:: Task prompt ::
Copy down every line where the string "image" shows up.

──────────────────────────────

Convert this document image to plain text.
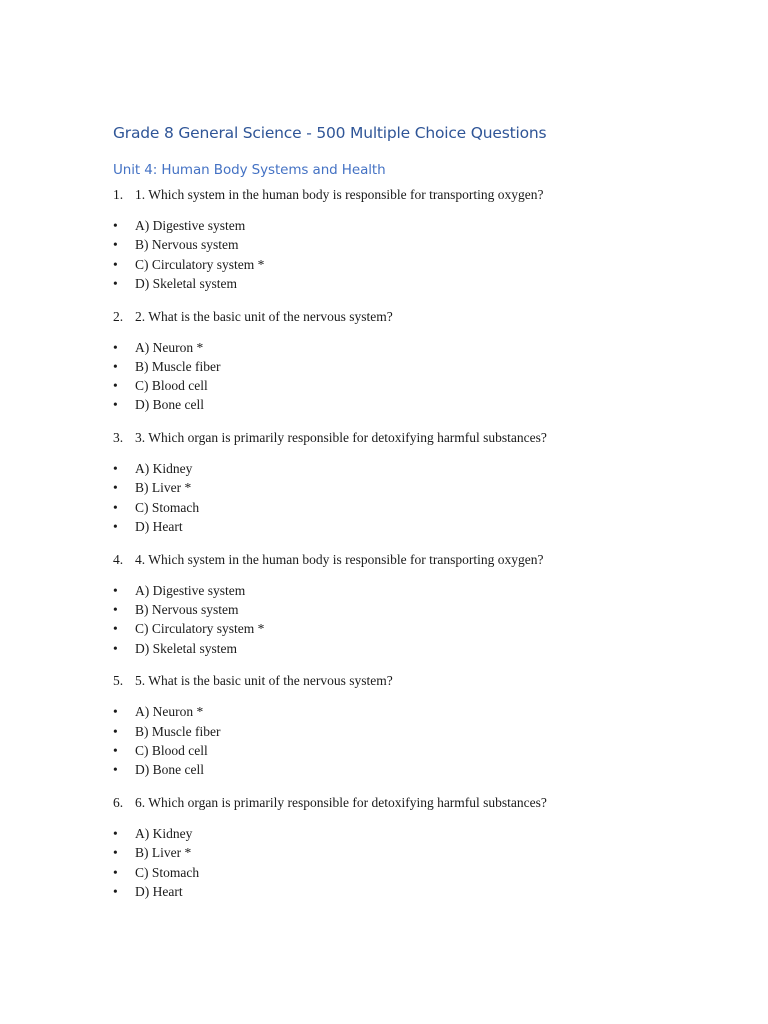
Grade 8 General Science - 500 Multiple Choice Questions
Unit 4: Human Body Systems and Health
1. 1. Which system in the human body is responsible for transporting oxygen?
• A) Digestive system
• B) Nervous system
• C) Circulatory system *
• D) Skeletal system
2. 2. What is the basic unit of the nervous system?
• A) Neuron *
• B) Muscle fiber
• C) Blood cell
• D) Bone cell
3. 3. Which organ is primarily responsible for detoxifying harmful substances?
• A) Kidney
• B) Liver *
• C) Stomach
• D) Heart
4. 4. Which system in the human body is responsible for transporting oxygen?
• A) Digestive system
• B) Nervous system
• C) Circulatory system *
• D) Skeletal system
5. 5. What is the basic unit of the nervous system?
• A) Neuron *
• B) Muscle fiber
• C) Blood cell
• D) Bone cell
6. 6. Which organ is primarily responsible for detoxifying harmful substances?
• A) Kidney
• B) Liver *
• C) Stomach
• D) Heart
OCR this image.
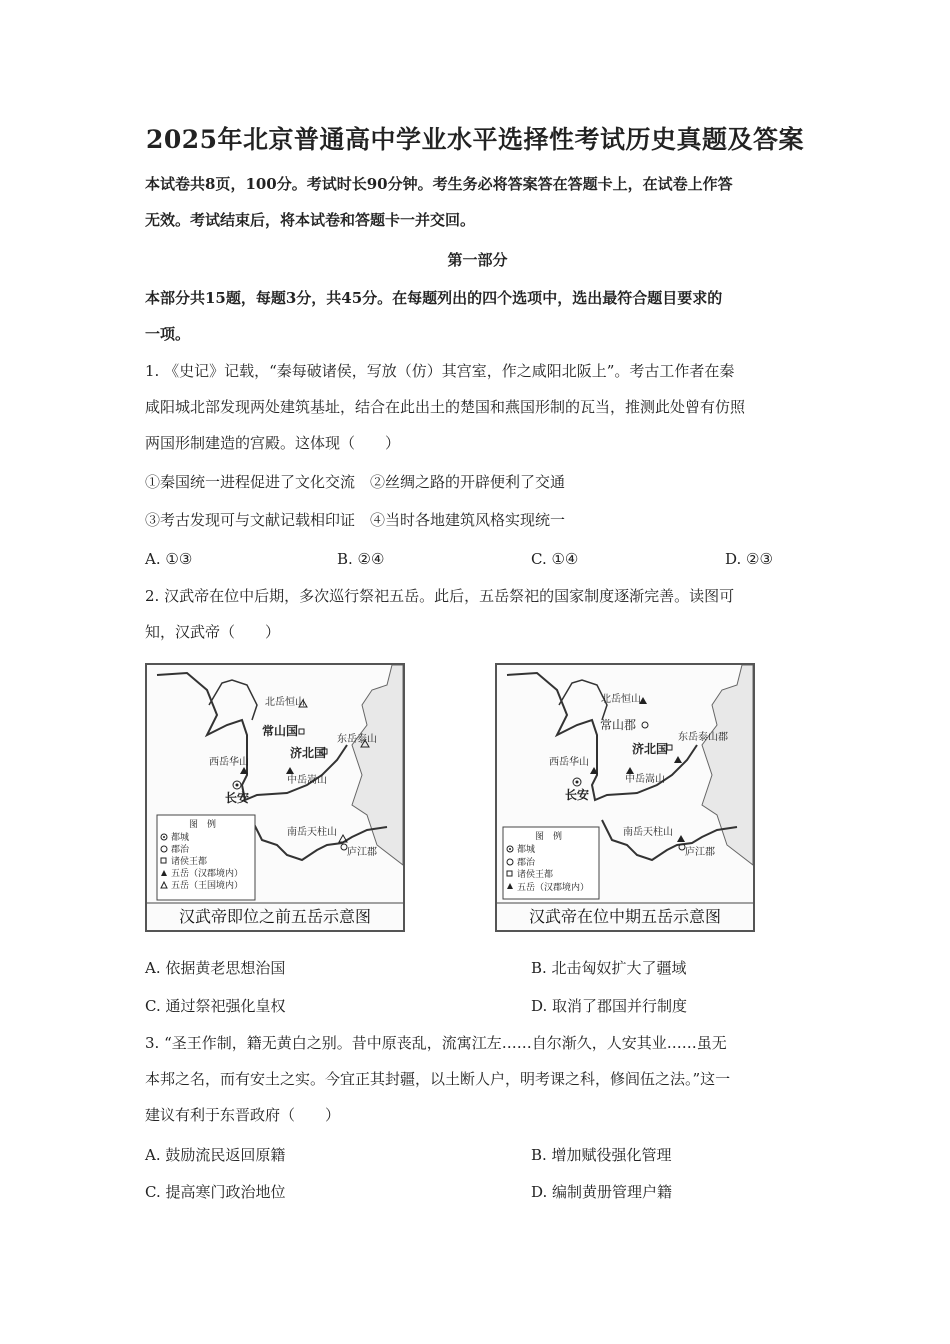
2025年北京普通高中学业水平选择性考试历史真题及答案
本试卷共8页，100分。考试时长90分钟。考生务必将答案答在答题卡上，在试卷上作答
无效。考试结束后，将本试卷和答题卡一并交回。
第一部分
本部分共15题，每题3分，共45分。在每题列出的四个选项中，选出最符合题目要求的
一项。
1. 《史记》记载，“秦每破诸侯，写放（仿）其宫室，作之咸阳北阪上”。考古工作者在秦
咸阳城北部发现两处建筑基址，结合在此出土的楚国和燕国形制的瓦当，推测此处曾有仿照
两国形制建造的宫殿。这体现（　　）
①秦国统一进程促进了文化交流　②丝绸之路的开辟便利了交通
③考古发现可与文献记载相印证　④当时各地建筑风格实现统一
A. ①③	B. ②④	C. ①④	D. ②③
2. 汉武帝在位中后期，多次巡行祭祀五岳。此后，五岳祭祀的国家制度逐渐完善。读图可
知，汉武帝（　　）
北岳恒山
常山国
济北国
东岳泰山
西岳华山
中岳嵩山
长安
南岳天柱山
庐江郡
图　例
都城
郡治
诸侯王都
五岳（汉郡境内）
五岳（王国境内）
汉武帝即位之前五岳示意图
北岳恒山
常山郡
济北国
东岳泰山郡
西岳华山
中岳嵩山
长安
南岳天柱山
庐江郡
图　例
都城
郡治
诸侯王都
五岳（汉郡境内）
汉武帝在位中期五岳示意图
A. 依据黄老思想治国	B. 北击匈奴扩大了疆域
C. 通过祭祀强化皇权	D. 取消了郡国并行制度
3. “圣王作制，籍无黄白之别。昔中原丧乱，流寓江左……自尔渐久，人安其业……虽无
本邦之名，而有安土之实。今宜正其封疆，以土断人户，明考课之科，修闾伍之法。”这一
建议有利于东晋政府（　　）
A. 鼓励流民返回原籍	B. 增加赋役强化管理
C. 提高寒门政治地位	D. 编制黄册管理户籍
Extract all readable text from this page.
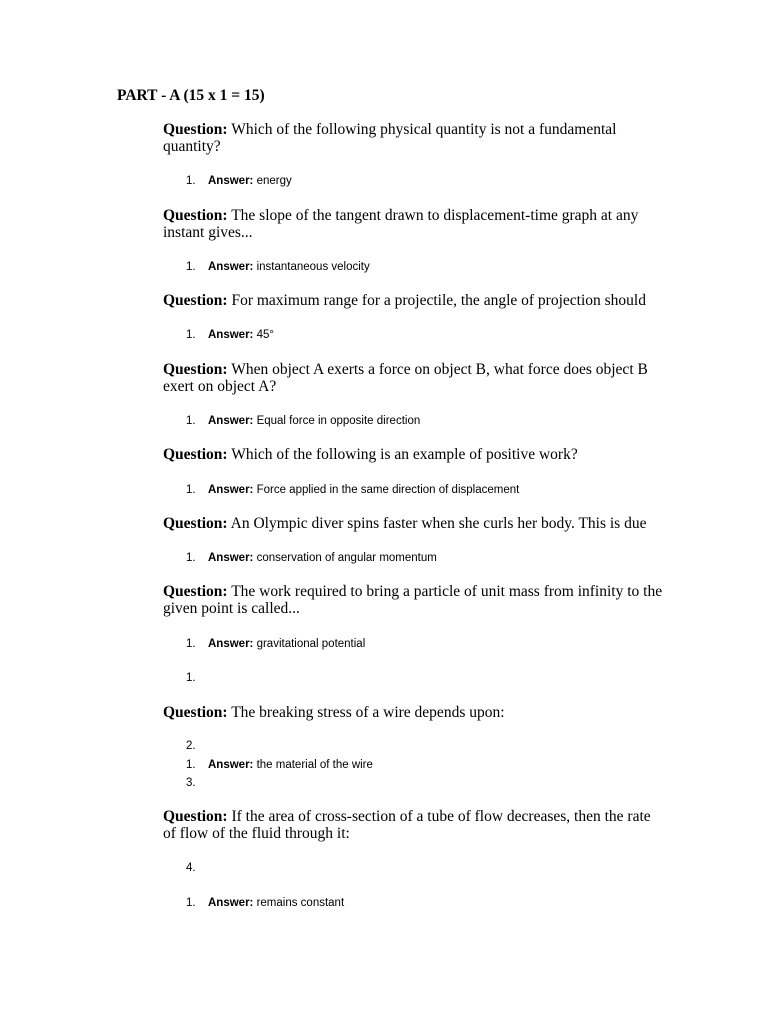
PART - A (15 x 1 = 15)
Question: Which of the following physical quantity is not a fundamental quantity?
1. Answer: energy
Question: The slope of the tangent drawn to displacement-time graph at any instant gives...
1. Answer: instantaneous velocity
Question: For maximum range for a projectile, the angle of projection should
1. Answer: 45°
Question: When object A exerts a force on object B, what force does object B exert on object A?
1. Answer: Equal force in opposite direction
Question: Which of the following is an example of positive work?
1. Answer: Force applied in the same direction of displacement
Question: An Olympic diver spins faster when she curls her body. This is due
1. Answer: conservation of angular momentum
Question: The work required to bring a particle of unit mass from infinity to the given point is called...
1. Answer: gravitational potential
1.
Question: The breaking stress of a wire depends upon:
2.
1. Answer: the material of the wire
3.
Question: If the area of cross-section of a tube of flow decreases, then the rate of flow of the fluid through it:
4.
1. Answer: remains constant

──────────────────────────────

:: The completed task ::
Convert this document image to plain text.
OCR this image.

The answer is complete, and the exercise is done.